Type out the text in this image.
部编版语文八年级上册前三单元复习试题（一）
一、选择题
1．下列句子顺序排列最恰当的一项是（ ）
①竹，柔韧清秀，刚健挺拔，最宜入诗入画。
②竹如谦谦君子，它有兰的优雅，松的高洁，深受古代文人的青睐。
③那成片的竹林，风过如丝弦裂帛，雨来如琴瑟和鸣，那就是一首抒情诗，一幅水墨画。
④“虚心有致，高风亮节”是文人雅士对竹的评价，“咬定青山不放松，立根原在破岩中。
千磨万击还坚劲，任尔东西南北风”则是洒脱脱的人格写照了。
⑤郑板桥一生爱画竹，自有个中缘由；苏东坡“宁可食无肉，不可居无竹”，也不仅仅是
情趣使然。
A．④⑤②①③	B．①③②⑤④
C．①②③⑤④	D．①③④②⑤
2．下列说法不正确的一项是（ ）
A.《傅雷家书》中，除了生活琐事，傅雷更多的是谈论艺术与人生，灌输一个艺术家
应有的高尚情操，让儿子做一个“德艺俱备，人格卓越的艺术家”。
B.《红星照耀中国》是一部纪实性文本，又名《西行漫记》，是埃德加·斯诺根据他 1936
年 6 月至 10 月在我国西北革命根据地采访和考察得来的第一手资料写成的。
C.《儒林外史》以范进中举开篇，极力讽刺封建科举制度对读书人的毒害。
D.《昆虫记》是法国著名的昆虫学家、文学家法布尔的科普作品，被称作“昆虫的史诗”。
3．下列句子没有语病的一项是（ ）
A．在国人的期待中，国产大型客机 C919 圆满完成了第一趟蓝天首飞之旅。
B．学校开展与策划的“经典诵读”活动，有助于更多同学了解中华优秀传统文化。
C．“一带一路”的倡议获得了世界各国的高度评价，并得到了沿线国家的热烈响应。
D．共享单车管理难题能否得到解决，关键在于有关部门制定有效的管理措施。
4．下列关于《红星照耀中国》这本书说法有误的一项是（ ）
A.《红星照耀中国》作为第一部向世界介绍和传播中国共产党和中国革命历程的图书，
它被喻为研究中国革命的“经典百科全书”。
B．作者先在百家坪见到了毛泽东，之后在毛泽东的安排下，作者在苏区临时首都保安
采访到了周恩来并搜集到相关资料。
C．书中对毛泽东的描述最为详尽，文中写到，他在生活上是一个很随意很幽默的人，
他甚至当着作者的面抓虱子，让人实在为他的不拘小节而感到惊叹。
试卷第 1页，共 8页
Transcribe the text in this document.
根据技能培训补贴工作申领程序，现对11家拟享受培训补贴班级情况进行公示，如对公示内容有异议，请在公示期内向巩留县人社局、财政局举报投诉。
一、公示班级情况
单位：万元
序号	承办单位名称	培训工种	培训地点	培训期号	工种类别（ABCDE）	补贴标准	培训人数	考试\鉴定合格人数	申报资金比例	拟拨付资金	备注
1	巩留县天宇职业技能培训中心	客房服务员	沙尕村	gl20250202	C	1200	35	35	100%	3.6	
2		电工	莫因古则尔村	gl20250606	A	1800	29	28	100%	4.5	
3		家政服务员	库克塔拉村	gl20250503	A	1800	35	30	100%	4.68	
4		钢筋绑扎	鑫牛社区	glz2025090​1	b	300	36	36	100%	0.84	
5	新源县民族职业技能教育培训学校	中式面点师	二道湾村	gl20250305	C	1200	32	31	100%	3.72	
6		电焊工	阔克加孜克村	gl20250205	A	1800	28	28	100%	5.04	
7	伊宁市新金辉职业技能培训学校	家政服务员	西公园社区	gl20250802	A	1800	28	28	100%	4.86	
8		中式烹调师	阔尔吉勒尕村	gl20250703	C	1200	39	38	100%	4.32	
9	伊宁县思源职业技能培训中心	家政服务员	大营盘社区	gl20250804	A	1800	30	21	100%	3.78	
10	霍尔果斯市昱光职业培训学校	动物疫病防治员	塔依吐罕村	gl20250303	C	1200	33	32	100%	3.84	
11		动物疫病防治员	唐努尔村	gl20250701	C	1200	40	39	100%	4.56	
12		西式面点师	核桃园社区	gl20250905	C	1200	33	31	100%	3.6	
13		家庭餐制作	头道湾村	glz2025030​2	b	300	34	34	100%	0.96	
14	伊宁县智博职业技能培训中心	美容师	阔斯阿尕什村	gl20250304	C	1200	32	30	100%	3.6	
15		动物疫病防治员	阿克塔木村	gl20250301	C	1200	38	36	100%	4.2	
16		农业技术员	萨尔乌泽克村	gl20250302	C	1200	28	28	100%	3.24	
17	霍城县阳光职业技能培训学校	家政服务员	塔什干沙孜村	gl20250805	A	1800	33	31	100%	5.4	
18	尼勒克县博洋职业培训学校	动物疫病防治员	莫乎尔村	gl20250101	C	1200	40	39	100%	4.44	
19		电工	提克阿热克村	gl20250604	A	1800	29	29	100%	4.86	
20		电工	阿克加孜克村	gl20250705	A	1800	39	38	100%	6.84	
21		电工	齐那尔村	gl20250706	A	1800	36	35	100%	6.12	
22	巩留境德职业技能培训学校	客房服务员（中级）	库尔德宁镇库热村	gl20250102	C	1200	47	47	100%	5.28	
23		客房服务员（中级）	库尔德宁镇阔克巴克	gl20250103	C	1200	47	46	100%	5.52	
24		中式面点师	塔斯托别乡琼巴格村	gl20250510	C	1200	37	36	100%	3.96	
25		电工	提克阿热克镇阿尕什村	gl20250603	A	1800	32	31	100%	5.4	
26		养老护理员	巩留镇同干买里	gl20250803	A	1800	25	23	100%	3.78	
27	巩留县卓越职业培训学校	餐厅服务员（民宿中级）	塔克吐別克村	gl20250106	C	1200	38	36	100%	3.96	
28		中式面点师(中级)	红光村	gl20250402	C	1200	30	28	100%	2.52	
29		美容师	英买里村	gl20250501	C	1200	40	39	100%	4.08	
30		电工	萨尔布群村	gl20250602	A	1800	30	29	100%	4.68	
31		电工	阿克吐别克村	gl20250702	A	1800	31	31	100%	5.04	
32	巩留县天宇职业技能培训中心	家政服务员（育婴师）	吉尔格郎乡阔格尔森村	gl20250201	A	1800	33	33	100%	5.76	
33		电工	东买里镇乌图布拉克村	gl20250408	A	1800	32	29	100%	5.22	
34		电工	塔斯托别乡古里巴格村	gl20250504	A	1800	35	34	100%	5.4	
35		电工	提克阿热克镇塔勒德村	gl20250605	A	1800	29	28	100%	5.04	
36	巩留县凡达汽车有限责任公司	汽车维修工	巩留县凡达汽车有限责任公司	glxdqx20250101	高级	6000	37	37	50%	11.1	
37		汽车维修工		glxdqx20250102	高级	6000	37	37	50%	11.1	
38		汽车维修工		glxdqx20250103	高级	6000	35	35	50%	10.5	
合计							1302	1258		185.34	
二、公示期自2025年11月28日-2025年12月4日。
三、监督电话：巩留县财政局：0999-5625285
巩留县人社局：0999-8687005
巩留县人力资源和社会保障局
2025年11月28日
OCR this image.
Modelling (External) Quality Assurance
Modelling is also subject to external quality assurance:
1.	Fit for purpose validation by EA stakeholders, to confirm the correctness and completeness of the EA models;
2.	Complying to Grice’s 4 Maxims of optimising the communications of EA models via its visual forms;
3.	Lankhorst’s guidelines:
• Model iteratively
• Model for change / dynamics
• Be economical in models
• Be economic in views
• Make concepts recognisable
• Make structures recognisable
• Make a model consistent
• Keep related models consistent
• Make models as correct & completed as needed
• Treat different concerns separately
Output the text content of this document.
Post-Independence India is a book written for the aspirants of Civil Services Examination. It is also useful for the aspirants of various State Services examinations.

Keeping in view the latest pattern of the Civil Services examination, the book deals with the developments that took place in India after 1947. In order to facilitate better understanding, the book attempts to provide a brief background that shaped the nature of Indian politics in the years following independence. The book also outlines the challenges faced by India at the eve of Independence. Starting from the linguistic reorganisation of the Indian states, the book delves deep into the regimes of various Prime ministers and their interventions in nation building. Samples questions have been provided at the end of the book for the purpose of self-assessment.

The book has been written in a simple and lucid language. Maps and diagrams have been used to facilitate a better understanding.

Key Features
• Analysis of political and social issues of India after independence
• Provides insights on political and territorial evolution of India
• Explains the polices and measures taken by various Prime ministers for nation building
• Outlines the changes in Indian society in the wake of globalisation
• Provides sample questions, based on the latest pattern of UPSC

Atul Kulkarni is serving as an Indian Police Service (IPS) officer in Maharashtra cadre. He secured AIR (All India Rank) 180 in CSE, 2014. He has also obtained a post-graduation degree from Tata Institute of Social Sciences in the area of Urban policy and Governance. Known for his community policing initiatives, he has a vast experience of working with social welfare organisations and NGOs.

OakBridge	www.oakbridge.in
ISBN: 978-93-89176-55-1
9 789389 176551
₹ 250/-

DIRECTIONS FOR THIS TASK
Examine the records and pull out every line where the string "Provides" occurs.

THE RESULT
• Provides insights on political and territorial evolution of India
• Provides sample questions, based on the latest pattern of UPSC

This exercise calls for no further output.